AUFGABE:
Stimmen die folgenden Aussagen mit dem Lesetext überein? (a) Der Beitrag erschien in der Zeitschrift Klinische Neurophysiologie. (b) Der Beitrag wurde im Dezember 2013 online veröffentlicht. (c) Der Beitrag erschien im Springer-Verlag. Beantworte jede Aussage mit Ja oder Nein und zitiere dazu die entscheidenden Worte aus dem Lesetext wörtlich.

Klinische Neurophysiologie 2013; 44(04): 263-267
DOI: 10.1055/s-0033-1357209
Originalia
© Georg Thieme Verlag KG Stuttgart · New York

Gehirn-Maschine-Interfaces (Brain-Machine Interfaces, BMI) zur Rehabilitation von Schlaganfall

BMI-Training with Body-Internalized FES or Other Wireless and/or Portable Devices
N. Birbaumer
1   Institut für medizinische Psychologie und Verhaltensneurobiologie, Universität Tübingen Ospedale San Camillo, IRCSS, Venedig, Italien
,
S. Silvoni
1   Institut für medizinische Psychologie und Verhaltensneurobiologie, Universität Tübingen Ospedale San Camillo, IRCSS, Venedig, Italien
,
A. Ramos
1   Institut für medizinische Psychologie und Verhaltensneurobiologie, Universität Tübingen Ospedale San Camillo, IRCSS, Venedig, Italien
› Author Affiliations
Further Information

Publication History

Publication Date:
19 December 2013 (online)

ARBEITSMATERIAL:
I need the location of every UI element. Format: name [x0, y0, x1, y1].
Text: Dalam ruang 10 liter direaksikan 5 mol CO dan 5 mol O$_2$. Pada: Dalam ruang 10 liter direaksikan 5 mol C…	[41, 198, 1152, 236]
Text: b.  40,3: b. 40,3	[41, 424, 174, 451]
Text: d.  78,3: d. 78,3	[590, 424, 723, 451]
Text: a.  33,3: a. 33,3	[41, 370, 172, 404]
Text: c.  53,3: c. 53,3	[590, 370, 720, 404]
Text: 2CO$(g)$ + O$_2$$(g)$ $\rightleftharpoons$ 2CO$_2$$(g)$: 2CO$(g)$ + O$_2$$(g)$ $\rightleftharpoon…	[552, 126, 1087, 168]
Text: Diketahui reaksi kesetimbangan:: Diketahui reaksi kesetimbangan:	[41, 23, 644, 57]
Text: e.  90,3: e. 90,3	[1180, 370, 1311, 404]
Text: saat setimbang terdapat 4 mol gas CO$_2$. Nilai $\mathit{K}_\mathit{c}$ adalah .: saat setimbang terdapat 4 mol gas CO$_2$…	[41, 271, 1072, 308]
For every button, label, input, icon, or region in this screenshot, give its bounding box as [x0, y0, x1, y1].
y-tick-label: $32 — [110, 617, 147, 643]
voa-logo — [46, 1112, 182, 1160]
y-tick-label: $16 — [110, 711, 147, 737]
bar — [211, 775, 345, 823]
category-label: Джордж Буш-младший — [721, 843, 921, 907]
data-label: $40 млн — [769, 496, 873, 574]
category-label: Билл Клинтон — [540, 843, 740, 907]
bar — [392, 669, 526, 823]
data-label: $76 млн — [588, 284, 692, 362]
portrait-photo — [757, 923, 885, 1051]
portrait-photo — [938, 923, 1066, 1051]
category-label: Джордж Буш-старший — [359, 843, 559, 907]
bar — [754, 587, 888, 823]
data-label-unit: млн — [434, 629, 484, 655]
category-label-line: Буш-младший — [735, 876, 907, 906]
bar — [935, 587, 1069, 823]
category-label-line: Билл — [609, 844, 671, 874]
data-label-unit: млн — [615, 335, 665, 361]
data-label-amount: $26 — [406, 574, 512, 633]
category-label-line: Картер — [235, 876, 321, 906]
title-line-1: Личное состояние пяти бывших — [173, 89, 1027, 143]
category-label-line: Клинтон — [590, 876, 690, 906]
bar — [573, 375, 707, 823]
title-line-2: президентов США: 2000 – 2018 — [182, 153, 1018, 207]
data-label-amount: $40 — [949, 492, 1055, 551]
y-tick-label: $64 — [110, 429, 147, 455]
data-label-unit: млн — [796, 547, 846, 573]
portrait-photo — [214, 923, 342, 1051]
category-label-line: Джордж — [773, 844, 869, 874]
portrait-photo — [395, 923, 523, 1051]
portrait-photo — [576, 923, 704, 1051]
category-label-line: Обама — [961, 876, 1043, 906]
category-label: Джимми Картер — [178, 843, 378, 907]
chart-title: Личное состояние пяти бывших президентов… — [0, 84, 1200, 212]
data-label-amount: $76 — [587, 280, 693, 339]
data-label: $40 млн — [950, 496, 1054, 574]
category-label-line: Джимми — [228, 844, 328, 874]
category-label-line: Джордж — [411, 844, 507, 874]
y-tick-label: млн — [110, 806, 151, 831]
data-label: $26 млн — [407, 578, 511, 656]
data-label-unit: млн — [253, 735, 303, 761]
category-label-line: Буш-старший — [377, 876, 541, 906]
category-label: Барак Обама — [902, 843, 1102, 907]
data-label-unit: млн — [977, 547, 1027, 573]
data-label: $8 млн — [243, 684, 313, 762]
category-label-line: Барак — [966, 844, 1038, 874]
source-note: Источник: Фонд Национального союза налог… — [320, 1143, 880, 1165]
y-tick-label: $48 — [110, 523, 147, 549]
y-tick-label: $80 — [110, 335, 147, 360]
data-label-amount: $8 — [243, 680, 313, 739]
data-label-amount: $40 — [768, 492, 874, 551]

LÖSUNG:
(a) Ja: „Klinische Neurophysiologie 2013; 44(04): 263-267“
(b) Ja: „19 December 2013 (online)“
(c) Nein: „© Georg Thieme Verlag KG Stuttgart · New York“